[GOAL]
Which lines in the records below contain the word "STEC"? Copy each one out.

[TASK DATA]
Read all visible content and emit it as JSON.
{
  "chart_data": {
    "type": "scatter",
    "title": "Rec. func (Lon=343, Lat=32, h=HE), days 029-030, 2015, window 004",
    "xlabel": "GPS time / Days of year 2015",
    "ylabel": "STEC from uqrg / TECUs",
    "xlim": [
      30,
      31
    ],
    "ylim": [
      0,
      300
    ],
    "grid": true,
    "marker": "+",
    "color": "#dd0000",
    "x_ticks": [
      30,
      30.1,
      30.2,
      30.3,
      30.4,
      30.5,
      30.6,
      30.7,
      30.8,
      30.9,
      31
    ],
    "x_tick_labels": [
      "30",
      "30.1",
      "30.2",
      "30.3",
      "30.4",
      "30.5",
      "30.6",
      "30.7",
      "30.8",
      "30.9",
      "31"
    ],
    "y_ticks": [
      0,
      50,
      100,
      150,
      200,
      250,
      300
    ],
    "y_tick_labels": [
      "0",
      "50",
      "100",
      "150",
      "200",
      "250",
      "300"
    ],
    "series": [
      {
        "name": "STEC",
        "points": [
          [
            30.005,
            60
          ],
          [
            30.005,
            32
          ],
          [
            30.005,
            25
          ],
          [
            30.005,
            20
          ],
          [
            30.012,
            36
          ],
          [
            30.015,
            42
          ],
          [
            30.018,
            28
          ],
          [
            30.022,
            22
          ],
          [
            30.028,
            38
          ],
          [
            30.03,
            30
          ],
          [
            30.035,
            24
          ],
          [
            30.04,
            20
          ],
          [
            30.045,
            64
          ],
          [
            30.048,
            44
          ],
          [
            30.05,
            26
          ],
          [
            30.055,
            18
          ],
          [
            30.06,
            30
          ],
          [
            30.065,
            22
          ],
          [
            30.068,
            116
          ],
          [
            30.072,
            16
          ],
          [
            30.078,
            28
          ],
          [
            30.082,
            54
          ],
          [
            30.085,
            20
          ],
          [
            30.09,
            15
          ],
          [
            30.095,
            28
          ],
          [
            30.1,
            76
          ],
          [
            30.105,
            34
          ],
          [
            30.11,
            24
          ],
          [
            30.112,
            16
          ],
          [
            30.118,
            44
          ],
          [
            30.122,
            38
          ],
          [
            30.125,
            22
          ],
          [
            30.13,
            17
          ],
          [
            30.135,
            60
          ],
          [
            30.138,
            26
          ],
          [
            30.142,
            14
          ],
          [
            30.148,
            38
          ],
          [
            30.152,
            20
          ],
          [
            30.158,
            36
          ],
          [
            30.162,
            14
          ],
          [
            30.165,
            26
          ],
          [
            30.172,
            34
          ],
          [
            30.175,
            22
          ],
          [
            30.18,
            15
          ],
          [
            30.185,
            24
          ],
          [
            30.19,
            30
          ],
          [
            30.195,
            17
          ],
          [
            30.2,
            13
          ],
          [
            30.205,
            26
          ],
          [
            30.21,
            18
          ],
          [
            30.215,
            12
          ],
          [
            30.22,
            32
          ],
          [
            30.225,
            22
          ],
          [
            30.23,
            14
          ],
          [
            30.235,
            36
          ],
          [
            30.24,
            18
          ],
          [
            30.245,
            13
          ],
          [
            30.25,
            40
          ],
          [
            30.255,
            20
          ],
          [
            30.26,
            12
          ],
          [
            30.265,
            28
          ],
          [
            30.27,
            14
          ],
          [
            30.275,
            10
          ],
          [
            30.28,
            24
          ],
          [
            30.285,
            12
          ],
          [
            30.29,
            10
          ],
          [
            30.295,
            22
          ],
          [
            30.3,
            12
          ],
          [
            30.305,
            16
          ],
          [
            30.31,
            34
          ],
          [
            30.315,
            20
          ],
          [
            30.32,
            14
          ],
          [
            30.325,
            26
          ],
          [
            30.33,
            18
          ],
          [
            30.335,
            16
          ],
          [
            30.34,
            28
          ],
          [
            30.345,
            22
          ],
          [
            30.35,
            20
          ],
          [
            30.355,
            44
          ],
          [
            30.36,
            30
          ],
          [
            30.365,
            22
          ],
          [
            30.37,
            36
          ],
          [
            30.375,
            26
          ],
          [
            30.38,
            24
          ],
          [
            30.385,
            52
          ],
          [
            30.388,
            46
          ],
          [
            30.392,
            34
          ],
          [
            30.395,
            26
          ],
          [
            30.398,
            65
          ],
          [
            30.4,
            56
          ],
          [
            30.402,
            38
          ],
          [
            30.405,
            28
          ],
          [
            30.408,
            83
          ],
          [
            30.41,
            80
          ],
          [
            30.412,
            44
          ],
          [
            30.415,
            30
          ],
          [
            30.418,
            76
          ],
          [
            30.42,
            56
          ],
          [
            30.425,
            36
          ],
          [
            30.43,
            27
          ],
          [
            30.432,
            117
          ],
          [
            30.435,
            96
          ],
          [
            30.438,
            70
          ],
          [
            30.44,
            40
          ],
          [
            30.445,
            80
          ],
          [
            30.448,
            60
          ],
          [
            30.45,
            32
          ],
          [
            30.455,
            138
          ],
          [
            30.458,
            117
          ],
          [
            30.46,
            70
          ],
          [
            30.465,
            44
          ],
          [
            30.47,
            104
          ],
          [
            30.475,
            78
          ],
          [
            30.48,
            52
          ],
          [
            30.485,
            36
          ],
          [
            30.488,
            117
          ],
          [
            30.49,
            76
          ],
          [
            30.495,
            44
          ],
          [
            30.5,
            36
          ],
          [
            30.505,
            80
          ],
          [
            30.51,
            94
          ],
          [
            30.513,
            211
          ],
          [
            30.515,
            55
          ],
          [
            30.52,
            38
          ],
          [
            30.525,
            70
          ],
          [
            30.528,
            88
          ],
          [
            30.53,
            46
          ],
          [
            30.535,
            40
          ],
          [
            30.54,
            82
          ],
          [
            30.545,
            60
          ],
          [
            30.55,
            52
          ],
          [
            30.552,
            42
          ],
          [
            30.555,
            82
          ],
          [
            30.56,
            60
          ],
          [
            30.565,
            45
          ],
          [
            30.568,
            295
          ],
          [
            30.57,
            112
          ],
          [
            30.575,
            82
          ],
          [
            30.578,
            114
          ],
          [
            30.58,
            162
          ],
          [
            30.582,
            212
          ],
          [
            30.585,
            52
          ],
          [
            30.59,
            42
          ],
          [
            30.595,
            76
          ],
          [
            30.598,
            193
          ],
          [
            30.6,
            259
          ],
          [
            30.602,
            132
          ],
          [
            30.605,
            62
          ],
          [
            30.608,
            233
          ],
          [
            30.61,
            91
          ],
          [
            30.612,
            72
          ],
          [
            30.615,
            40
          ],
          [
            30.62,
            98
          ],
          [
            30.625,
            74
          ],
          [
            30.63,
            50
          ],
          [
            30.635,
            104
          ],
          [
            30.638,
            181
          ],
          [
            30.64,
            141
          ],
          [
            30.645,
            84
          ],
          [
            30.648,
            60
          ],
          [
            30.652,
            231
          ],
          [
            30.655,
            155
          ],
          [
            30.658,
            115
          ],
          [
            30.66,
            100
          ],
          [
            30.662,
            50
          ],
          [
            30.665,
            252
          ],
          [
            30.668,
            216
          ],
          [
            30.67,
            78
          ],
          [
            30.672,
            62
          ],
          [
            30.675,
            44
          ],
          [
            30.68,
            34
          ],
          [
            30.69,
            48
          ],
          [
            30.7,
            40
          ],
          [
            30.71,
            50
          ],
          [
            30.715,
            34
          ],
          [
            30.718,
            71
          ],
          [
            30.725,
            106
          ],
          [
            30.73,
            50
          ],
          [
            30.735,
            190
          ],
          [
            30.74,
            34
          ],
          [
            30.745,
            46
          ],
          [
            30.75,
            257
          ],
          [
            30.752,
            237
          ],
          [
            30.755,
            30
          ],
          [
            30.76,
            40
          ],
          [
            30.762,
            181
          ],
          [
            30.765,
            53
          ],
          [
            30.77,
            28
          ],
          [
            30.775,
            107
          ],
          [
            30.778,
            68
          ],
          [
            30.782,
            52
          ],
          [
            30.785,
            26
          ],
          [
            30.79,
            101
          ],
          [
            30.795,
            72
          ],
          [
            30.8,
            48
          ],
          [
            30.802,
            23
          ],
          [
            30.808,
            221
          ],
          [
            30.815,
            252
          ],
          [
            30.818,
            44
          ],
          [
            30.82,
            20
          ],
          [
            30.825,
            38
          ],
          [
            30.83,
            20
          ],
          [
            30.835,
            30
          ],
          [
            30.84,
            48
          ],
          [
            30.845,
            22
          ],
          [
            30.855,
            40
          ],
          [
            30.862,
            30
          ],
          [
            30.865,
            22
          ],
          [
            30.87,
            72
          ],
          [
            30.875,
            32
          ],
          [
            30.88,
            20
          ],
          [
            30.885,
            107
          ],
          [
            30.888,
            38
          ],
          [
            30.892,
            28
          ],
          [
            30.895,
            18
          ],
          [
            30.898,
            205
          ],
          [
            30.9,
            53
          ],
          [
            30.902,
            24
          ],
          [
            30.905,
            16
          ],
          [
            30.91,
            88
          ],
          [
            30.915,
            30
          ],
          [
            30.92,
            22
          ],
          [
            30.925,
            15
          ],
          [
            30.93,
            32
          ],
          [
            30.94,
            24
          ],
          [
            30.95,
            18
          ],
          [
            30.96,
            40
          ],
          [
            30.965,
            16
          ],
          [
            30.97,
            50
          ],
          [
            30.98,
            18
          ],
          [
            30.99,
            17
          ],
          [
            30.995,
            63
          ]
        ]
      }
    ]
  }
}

[FINISHED EXERCISE]
    "ylabel": "STEC from uqrg / TECUs",
        "name": "STEC",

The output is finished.